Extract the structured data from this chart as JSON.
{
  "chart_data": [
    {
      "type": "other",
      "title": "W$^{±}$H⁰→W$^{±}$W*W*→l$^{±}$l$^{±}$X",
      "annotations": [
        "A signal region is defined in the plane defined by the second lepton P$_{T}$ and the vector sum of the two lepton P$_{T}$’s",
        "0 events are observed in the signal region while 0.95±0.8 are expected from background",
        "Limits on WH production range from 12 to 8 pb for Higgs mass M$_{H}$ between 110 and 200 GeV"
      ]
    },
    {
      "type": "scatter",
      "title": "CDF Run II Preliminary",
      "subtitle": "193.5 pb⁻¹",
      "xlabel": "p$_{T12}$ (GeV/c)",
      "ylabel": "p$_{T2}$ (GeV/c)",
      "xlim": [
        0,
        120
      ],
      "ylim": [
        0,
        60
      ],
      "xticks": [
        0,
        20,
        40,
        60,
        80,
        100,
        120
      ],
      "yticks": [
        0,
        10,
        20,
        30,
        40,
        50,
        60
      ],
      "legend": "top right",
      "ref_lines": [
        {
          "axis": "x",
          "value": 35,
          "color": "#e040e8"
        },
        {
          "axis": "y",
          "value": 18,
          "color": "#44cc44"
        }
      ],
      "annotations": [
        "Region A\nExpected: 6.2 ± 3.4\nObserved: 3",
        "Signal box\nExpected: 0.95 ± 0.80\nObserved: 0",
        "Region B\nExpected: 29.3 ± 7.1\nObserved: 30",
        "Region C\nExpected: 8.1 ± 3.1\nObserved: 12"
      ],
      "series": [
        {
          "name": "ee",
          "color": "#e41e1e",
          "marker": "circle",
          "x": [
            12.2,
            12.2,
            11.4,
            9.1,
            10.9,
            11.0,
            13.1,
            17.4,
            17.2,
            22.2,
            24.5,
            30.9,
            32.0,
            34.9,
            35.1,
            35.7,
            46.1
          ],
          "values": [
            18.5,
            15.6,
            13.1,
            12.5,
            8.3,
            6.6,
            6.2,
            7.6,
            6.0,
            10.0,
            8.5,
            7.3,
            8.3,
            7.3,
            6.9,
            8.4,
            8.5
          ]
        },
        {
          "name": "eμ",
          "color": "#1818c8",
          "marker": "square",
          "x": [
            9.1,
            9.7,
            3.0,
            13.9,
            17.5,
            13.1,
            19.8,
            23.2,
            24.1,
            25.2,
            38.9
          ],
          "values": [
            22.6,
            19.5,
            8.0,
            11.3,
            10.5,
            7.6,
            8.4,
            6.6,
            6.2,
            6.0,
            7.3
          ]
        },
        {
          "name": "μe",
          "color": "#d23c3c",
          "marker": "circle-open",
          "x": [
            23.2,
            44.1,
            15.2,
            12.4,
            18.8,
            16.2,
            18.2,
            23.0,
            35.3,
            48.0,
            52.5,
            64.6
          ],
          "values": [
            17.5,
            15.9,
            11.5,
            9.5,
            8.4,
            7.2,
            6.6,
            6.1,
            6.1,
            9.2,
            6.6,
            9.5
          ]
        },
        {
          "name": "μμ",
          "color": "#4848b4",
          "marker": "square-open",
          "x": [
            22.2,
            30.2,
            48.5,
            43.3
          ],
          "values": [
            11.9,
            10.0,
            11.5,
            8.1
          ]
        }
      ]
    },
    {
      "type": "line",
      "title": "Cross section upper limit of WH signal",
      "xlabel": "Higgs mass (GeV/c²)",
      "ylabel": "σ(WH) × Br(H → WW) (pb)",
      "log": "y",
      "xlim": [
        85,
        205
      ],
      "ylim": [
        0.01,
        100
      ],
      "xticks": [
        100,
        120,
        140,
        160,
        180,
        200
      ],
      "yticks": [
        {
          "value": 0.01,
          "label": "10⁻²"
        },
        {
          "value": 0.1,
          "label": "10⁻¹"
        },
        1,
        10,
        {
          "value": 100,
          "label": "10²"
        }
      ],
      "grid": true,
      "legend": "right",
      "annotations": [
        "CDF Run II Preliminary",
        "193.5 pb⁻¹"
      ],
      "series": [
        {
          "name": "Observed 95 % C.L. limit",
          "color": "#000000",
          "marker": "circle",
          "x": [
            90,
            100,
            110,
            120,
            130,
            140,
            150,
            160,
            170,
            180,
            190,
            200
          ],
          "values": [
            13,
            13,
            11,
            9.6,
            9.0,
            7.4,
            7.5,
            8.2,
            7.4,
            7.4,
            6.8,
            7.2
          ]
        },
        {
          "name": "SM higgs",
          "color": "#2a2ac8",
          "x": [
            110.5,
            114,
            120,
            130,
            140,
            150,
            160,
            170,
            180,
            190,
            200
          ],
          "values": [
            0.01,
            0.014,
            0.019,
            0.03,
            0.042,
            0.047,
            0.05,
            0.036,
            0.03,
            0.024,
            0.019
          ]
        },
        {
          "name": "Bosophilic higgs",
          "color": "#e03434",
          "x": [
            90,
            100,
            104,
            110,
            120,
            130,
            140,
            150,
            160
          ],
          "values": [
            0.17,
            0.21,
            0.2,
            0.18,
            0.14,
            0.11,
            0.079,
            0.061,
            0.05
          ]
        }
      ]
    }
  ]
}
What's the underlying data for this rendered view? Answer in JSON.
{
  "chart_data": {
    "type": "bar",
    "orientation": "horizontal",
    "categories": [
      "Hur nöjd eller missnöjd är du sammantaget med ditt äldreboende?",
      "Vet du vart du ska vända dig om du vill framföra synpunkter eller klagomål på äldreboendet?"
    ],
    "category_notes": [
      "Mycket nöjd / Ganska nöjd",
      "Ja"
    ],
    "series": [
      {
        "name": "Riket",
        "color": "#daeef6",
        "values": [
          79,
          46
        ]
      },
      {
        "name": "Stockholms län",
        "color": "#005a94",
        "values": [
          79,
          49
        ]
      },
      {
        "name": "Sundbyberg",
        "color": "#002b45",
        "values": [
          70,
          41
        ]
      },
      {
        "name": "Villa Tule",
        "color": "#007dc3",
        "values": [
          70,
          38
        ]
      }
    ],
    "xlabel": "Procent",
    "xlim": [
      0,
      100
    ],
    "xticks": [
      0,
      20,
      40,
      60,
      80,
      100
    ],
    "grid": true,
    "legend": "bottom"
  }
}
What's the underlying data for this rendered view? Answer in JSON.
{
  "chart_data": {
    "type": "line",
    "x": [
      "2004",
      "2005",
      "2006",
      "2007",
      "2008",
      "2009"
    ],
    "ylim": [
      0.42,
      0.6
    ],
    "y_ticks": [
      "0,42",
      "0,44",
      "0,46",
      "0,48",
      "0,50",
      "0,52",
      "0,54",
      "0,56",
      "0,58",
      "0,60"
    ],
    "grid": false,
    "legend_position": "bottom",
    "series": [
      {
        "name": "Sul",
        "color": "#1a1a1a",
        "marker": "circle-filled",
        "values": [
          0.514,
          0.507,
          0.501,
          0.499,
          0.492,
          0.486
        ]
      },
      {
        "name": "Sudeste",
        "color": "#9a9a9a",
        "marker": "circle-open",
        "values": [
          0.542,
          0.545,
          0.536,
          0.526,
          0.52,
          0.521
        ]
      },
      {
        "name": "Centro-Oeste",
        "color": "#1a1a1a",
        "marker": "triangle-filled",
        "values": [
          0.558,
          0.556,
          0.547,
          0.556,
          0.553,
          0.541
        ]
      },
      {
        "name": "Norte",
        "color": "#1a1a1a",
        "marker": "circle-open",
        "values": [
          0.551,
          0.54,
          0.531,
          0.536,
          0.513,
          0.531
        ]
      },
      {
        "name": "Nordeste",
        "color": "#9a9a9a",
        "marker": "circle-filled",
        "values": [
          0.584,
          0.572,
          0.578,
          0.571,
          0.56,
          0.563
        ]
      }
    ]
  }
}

■ Direction
Retype all of the data shown above, word for word.

■ Exercise result
Extract the structured data from this chart as JSON.
{
  "chart_data": [
    {
      "type": "other",
      "title": "W$^{±}$H⁰→W$^{±}$W*W*→l$^{±}$l$^{±}$X",
      "annotations": [
        "A signal region is defined in the plane defined by the second lepton P$_{T}$ and the vector sum of the two lepton P$_{T}$’s",
        "0 events are observed in the signal region while 0.95±0.8 are expected from background",
        "Limits on WH production range from 12 to 8 pb for Higgs mass M$_{H}$ between 110 and 200 GeV"
      ]
    },
    {
      "type": "scatter",
      "title": "CDF Run II Preliminary",
      "subtitle": "193.5 pb⁻¹",
      "xlabel": "p$_{T12}$ (GeV/c)",
      "ylabel": "p$_{T2}$ (GeV/c)",
      "xlim": [
        0,
        120
      ],
      "ylim": [
        0,
        60
      ],
      "xticks": [
        0,
        20,
        40,
        60,
        80,
        100,
        120
      ],
      "yticks": [
        0,
        10,
        20,
        30,
        40,
        50,
        60
      ],
      "legend": "top right",
      "ref_lines": [
        {
          "axis": "x",
          "value": 35,
          "color": "#e040e8"
        },
        {
          "axis": "y",
          "value": 18,
          "color": "#44cc44"
        }
      ],
      "annotations": [
        "Region A\nExpected: 6.2 ± 3.4\nObserved: 3",
        "Signal box\nExpected: 0.95 ± 0.80\nObserved: 0",
        "Region B\nExpected: 29.3 ± 7.1\nObserved: 30",
        "Region C\nExpected: 8.1 ± 3.1\nObserved: 12"
      ],
      "series": [
        {
          "name": "ee",
          "color": "#e41e1e",
          "marker": "circle",
          "x": [
            12.2,
            12.2,
            11.4,
            9.1,
            10.9,
            11.0,
            13.1,
            17.4,
            17.2,
            22.2,
            24.5,
            30.9,
            32.0,
            34.9,
            35.1,
            35.7,
            46.1
          ],
          "values": [
            18.5,
            15.6,
            13.1,
            12.5,
            8.3,
            6.6,
            6.2,
            7.6,
            6.0,
            10.0,
            8.5,
            7.3,
            8.3,
            7.3,
            6.9,
            8.4,
            8.5
          ]
        },
        {
          "name": "eμ",
          "color": "#1818c8",
          "marker": "square",
          "x": [
            9.1,
            9.7,
            3.0,
            13.9,
            17.5,
            13.1,
            19.8,
            23.2,
            24.1,
            25.2,
            38.9
          ],
          "values": [
            22.6,
            19.5,
            8.0,
            11.3,
            10.5,
            7.6,
            8.4,
            6.6,
            6.2,
            6.0,
            7.3
          ]
        },
        {
          "name": "μe",
          "color": "#d23c3c",
          "marker": "circle-open",
          "x": [
            23.2,
            44.1,
            15.2,
            12.4,
            18.8,
            16.2,
            18.2,
            23.0,
            35.3,
            48.0,
            52.5,
            64.6
          ],
          "values": [
            17.5,
            15.9,
            11.5,
            9.5,
            8.4,
            7.2,
            6.6,
            6.1,
            6.1,
            9.2,
            6.6,
            9.5
          ]
        },
        {
          "name": "μμ",
          "color": "#4848b4",
          "marker": "square-open",
          "x": [
            22.2,
            30.2,
            48.5,
            43.3
          ],
          "values": [
            11.9,
            10.0,
            11.5,
            8.1
          ]
        }
      ]
    },
    {
      "type": "line",
      "title": "Cross section upper limit of WH signal",
      "xlabel": "Higgs mass (GeV/c²)",
      "ylabel": "σ(WH) × Br(H → WW) (pb)",
      "log": "y",
      "xlim": [
        85,
        205
      ],
      "ylim": [
        0.01,
        100
      ],
      "xticks": [
        100,
        120,
        140,
        160,
        180,
        200
      ],
      "yticks": [
        {
          "value": 0.01,
          "label": "10⁻²"
        },
        {
          "value": 0.1,
          "label": "10⁻¹"
        },
        1,
        10,
        {
          "value": 100,
          "label": "10²"
        }
      ],
      "grid": true,
      "legend": "right",
      "annotations": [
        "CDF Run II Preliminary",
        "193.5 pb⁻¹"
      ],
      "series": [
        {
          "name": "Observed 95 % C.L. limit",
          "color": "#000000",
          "marker": "circle",
          "x": [
            90,
            100,
            110,
            120,
            130,
            140,
            150,
            160,
            170,
            180,
            190,
            200
          ],
          "values": [
            13,
            13,
            11,
            9.6,
            9.0,
            7.4,
            7.5,
            8.2,
            7.4,
            7.4,
            6.8,
            7.2
          ]
        },
        {
          "name": "SM higgs",
          "color": "#2a2ac8",
          "x": [
            110.5,
            114,
            120,
            130,
            140,
            150,
            160,
            170,
            180,
            190,
            200
          ],
          "values": [
            0.01,
            0.014,
            0.019,
            0.03,
            0.042,
            0.047,
            0.05,
            0.036,
            0.03,
            0.024,
            0.019
          ]
        },
        {
          "name": "Bosophilic higgs",
          "color": "#e03434",
          "x": [
            90,
            100,
            104,
            110,
            120,
            130,
            140,
            150,
            160
          ],
          "values": [
            0.17,
            0.21,
            0.2,
            0.18,
            0.14,
            0.11,
            0.079,
            0.061,
            0.05
          ]
        }
      ]
    }
  ]
}
What's the underlying data for this rendered view? Answer in JSON.
{
  "chart_data": {
    "type": "bar",
    "orientation": "horizontal",
    "categories": [
      "Hur nöjd eller missnöjd är du sammantaget med ditt äldreboende?",
      "Vet du vart du ska vända dig om du vill framföra synpunkter eller klagomål på äldreboendet?"
    ],
    "category_notes": [
      "Mycket nöjd / Ganska nöjd",
      "Ja"
    ],
    "series": [
      {
        "name": "Riket",
        "color": "#daeef6",
        "values": [
          79,
          46
        ]
      },
      {
        "name": "Stockholms län",
        "color": "#005a94",
        "values": [
          79,
          49
        ]
      },
      {
        "name": "Sundbyberg",
        "color": "#002b45",
        "values": [
          70,
          41
        ]
      },
      {
        "name": "Villa Tule",
        "color": "#007dc3",
        "values": [
          70,
          38
        ]
      }
    ],
    "xlabel": "Procent",
    "xlim": [
      0,
      100
    ],
    "xticks": [
      0,
      20,
      40,
      60,
      80,
      100
    ],
    "grid": true,
    "legend": "bottom"
  }
}
What's the underlying data for this rendered view? Answer in JSON.
{
  "chart_data": {
    "type": "line",
    "x": [
      "2004",
      "2005",
      "2006",
      "2007",
      "2008",
      "2009"
    ],
    "ylim": [
      0.42,
      0.6
    ],
    "y_ticks": [
      "0,42",
      "0,44",
      "0,46",
      "0,48",
      "0,50",
      "0,52",
      "0,54",
      "0,56",
      "0,58",
      "0,60"
    ],
    "grid": false,
    "legend_position": "bottom",
    "series": [
      {
        "name": "Sul",
        "color": "#1a1a1a",
        "marker": "circle-filled",
        "values": [
          0.514,
          0.507,
          0.501,
          0.499,
          0.492,
          0.486
        ]
      },
      {
        "name": "Sudeste",
        "color": "#9a9a9a",
        "marker": "circle-open",
        "values": [
          0.542,
          0.545,
          0.536,
          0.526,
          0.52,
          0.521
        ]
      },
      {
        "name": "Centro-Oeste",
        "color": "#1a1a1a",
        "marker": "triangle-filled",
        "values": [
          0.558,
          0.556,
          0.547,
          0.556,
          0.553,
          0.541
        ]
      },
      {
        "name": "Norte",
        "color": "#1a1a1a",
        "marker": "circle-open",
        "values": [
          0.551,
          0.54,
          0.531,
          0.536,
          0.513,
          0.531
        ]
      },
      {
        "name": "Nordeste",
        "color": "#9a9a9a",
        "marker": "circle-filled",
        "values": [
          0.584,
          0.572,
          0.578,
          0.571,
          0.56,
          0.563
        ]
      }
    ]
  }
}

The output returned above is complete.